[start of EXTRACTED INFORMATION]
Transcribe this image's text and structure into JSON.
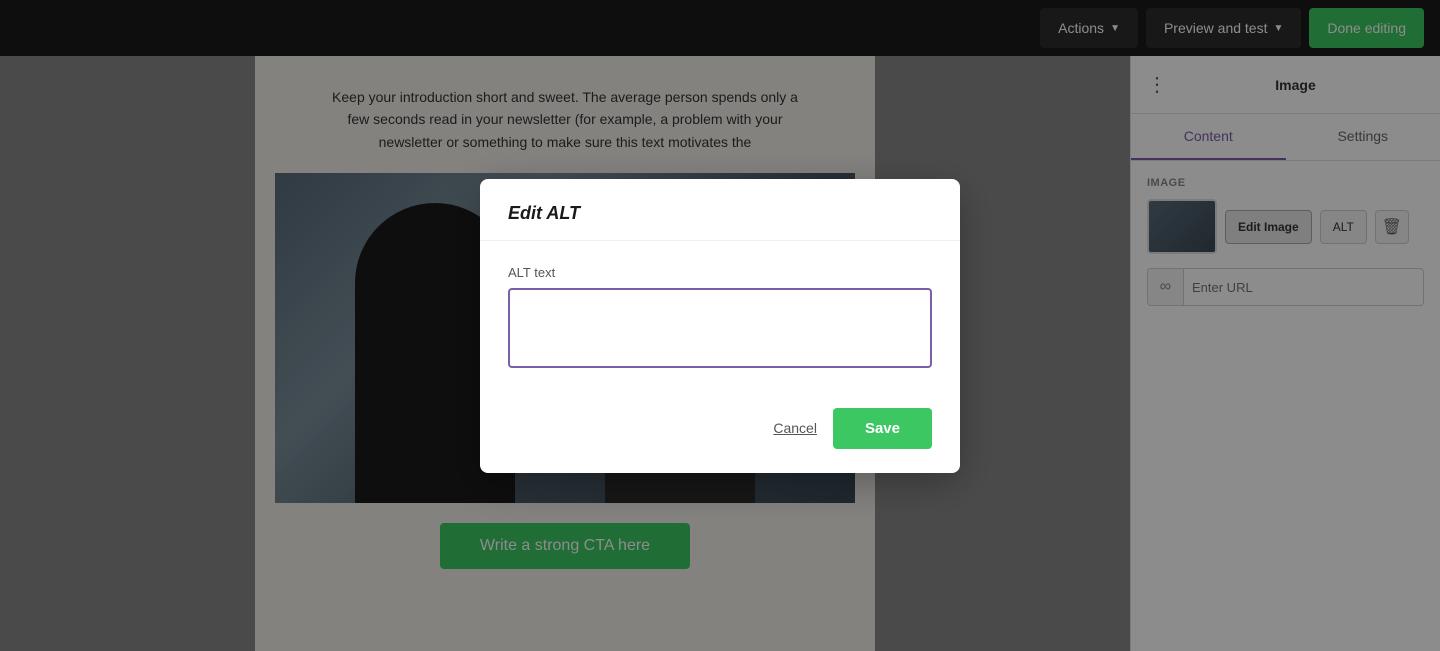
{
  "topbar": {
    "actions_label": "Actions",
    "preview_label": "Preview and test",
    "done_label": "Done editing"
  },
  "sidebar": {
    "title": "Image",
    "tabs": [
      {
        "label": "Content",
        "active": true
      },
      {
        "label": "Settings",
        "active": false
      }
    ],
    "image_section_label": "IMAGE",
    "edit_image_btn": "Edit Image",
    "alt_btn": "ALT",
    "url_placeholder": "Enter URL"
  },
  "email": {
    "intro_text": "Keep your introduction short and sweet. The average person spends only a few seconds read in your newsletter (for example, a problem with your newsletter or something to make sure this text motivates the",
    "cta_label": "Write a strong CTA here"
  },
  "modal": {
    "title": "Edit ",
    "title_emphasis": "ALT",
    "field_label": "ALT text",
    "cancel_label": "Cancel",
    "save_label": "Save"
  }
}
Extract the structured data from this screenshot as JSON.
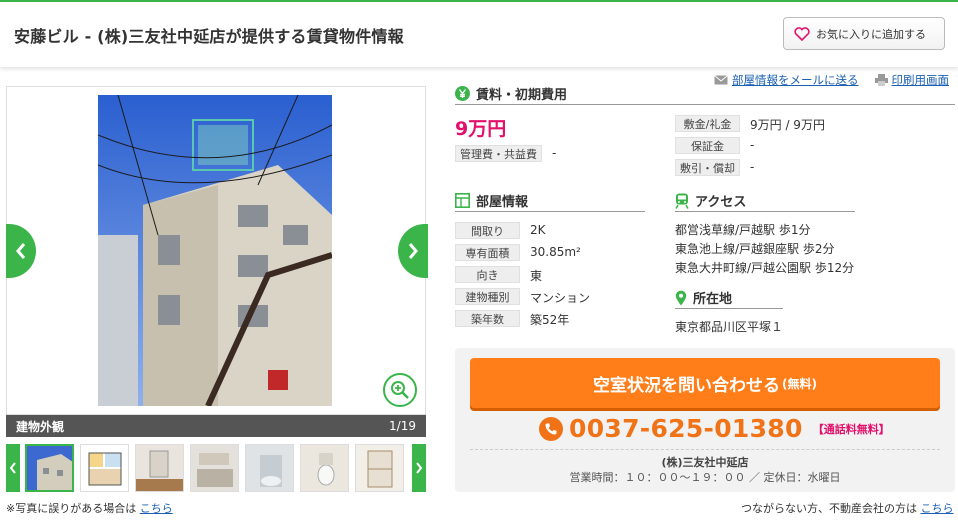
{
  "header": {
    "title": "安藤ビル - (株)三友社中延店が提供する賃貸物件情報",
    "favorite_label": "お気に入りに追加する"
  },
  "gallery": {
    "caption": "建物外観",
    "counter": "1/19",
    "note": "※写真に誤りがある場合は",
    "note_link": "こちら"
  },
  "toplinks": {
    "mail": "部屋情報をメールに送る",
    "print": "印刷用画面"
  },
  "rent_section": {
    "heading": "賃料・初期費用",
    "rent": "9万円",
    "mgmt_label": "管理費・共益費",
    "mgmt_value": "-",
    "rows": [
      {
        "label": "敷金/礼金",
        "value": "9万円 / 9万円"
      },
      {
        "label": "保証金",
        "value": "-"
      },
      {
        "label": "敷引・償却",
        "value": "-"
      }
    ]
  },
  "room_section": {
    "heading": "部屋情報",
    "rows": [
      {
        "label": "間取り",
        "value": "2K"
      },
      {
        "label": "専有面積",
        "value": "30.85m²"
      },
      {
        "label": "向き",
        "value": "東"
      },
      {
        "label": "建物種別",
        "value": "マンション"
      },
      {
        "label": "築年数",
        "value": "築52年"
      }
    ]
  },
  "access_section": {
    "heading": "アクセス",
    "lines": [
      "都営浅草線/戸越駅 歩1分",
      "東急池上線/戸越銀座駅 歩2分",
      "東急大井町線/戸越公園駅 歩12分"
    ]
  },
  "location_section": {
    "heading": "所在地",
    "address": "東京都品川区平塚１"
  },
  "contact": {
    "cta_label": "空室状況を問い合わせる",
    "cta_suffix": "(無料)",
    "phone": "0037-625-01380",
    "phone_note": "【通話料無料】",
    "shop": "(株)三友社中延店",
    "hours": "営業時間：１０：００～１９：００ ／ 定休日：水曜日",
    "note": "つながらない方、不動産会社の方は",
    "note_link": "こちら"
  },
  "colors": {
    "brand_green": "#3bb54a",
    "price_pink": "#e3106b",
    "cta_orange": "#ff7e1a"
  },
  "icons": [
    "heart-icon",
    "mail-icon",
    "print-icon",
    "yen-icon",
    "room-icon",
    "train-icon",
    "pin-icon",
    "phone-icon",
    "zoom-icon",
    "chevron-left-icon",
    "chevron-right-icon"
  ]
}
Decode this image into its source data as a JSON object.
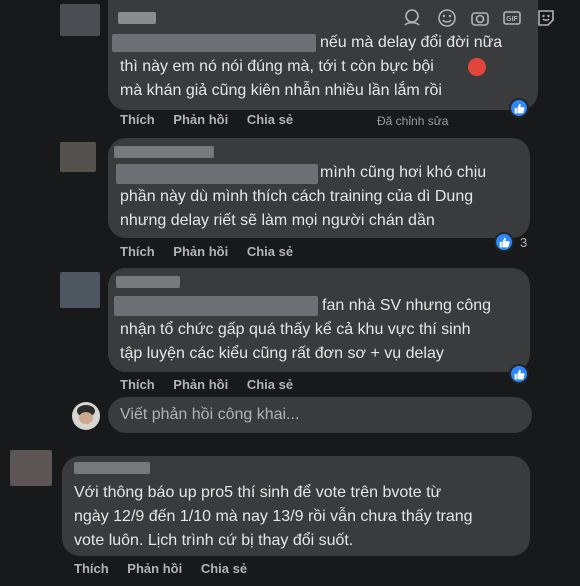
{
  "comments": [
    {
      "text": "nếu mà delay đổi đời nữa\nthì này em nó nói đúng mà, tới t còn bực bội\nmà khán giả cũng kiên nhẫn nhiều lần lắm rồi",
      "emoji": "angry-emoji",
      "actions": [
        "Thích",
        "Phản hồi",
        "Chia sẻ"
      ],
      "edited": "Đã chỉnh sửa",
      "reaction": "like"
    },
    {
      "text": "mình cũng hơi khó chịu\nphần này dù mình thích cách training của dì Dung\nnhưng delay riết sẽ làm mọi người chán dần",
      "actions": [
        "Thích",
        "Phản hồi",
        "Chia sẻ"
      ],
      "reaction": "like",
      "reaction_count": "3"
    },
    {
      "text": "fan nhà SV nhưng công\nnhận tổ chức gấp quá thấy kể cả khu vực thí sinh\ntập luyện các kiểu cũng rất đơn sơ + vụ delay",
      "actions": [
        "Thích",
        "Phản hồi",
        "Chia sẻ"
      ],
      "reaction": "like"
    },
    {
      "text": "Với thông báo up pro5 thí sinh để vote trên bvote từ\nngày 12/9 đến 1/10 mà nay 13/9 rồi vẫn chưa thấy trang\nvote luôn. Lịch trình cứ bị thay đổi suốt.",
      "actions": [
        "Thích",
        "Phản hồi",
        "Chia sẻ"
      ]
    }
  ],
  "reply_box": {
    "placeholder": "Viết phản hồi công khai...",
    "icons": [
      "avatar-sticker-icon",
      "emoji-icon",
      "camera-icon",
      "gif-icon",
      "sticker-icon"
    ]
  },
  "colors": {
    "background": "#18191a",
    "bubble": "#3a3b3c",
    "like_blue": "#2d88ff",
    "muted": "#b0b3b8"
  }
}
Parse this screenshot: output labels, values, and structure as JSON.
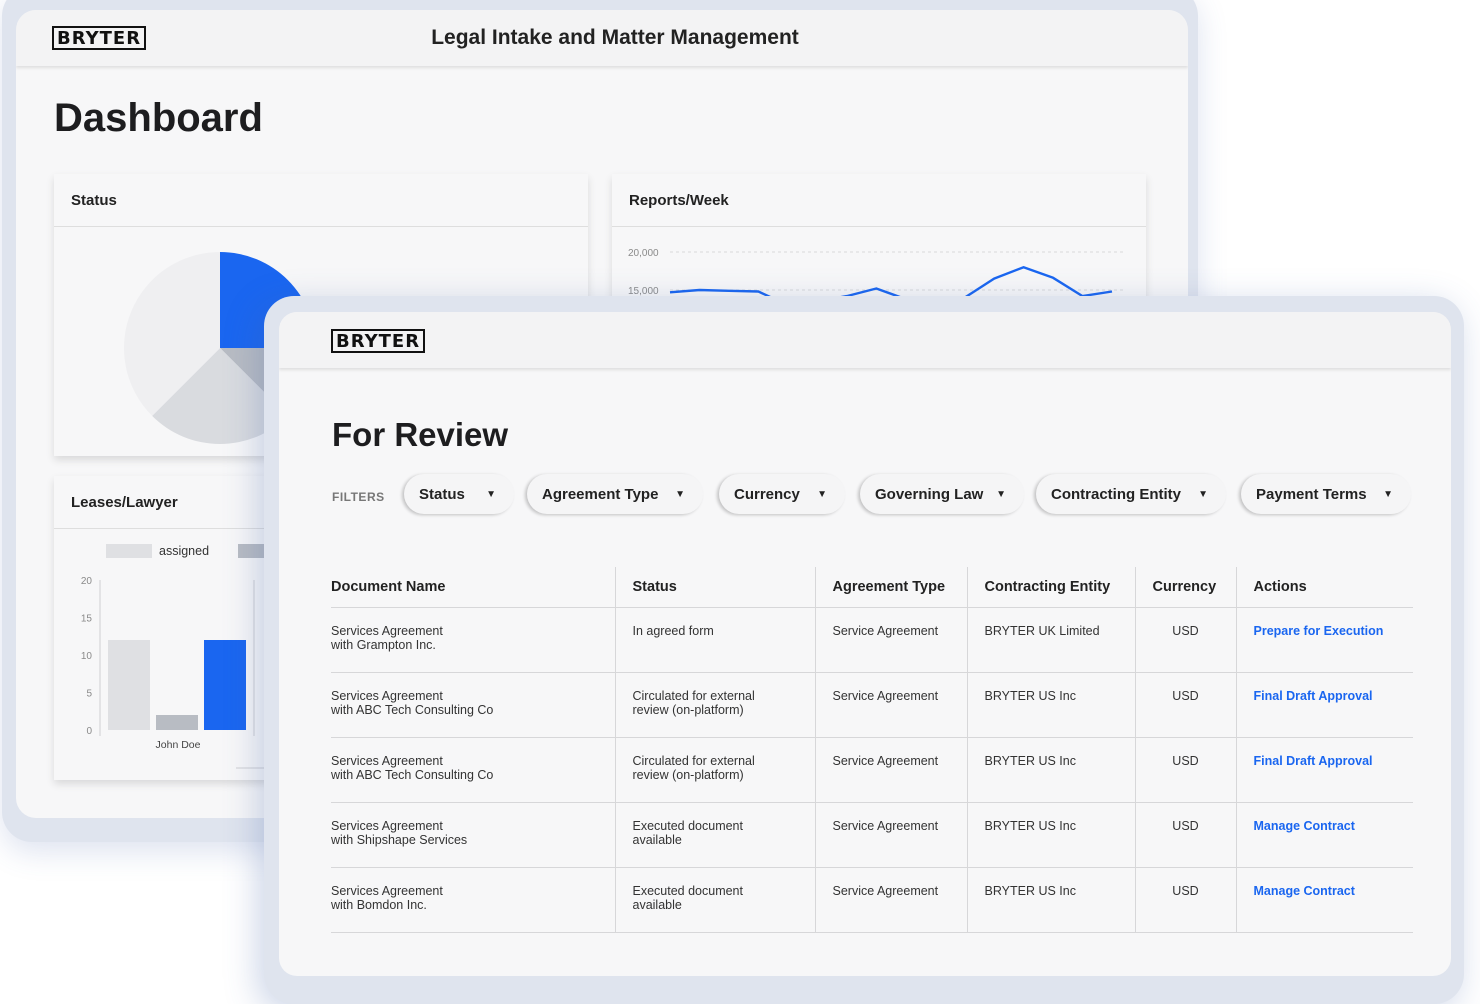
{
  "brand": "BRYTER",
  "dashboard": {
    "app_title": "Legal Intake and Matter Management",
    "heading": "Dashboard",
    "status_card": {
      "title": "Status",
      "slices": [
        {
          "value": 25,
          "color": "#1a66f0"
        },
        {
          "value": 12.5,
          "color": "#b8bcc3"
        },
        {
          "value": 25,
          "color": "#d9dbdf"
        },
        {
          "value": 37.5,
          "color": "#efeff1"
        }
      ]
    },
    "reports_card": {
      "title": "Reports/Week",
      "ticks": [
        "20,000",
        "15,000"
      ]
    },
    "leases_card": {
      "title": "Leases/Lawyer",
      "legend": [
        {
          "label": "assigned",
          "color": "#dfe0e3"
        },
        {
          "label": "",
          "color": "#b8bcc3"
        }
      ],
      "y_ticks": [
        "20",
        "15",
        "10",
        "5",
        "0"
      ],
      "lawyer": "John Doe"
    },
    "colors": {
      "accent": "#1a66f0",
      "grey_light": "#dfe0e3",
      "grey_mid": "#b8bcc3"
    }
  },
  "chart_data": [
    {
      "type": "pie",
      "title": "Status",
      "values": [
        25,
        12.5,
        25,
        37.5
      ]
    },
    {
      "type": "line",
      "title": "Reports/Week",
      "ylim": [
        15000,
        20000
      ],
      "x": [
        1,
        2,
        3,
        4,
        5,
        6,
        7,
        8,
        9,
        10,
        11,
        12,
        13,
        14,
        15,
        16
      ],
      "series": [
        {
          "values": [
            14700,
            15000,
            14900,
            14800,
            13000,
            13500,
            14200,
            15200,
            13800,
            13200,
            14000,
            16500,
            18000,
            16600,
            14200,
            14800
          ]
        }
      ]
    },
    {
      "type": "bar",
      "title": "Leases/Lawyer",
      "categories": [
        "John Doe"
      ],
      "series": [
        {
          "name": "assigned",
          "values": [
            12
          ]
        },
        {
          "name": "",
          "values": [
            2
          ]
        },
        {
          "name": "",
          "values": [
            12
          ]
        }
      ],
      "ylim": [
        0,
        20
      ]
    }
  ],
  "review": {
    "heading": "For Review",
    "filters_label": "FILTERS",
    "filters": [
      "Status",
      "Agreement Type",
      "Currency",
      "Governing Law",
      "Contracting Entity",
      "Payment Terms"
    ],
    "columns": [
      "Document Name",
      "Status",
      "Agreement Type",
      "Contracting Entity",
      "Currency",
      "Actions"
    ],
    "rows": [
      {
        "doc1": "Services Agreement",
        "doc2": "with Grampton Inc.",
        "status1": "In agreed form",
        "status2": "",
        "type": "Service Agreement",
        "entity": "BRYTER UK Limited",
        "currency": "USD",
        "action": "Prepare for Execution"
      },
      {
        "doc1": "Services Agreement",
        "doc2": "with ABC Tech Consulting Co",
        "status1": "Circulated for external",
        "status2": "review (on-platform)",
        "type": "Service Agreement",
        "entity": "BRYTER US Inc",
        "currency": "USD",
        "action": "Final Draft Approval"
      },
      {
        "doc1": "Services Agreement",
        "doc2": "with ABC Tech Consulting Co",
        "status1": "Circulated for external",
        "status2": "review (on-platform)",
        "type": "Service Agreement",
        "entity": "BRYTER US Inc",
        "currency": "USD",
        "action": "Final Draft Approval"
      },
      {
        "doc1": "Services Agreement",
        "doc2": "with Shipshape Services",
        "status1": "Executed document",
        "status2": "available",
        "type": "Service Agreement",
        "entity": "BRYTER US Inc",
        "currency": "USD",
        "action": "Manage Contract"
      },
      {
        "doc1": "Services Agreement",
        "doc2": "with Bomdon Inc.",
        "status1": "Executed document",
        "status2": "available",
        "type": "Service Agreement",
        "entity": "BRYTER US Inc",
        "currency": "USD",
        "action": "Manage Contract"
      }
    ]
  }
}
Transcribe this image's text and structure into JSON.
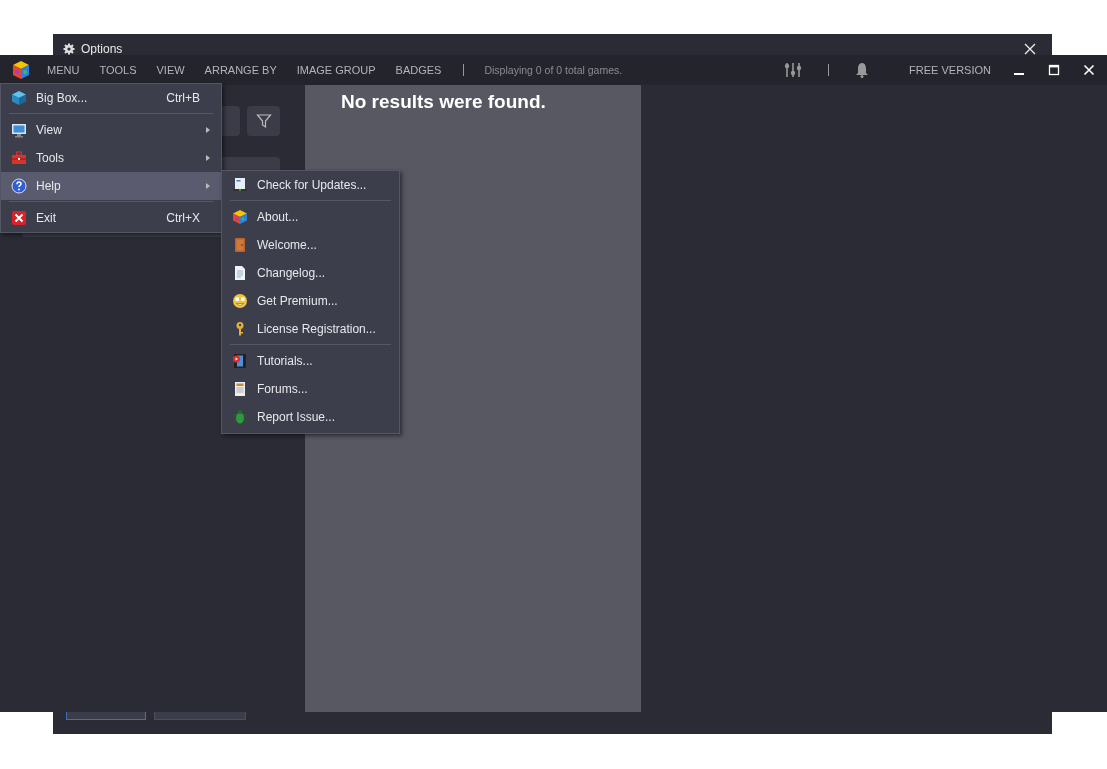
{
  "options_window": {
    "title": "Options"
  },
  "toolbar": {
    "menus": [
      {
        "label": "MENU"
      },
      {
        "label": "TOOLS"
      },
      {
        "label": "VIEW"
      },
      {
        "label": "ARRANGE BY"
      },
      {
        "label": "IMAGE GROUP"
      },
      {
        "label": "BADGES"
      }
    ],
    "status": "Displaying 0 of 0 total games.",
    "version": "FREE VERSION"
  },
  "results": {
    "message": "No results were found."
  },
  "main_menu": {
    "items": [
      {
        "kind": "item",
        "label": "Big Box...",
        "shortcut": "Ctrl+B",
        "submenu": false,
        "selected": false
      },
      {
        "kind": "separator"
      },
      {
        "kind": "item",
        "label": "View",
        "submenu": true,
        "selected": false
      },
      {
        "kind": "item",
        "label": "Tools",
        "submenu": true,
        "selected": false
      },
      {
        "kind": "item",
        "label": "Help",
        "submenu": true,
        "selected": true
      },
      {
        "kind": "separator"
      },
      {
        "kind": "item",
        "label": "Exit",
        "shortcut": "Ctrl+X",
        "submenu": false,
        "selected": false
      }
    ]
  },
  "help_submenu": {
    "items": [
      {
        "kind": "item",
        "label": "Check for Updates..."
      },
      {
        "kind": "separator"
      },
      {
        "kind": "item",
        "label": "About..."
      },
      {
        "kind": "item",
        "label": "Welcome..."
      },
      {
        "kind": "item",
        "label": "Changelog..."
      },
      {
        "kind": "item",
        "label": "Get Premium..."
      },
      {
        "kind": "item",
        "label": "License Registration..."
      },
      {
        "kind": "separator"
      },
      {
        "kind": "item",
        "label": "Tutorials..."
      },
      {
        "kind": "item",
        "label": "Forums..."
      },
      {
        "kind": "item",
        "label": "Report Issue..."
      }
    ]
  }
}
[end of EXTRACTED INFORMATION]
_EXERCISE OBJECTIVE_
Read the entries and show each line that mentions "sinh".

_EXERCISE RESPONSE_
      "text": "fan nhà SV nhưng công\nnhận tổ chức gấp quá thấy kể cả khu vực thí sinh\ntập luyện các kiểu cũng rất đơn sơ + vụ delay",
      "text": "Với thông báo up pro5 thí sinh để vote trên bvote từ\nngày 12/9 đến 1/10 mà nay 13/9 rồi vẫn chưa thấy trang\nvote luôn. Lịch trình cứ bị thay đổi suốt.",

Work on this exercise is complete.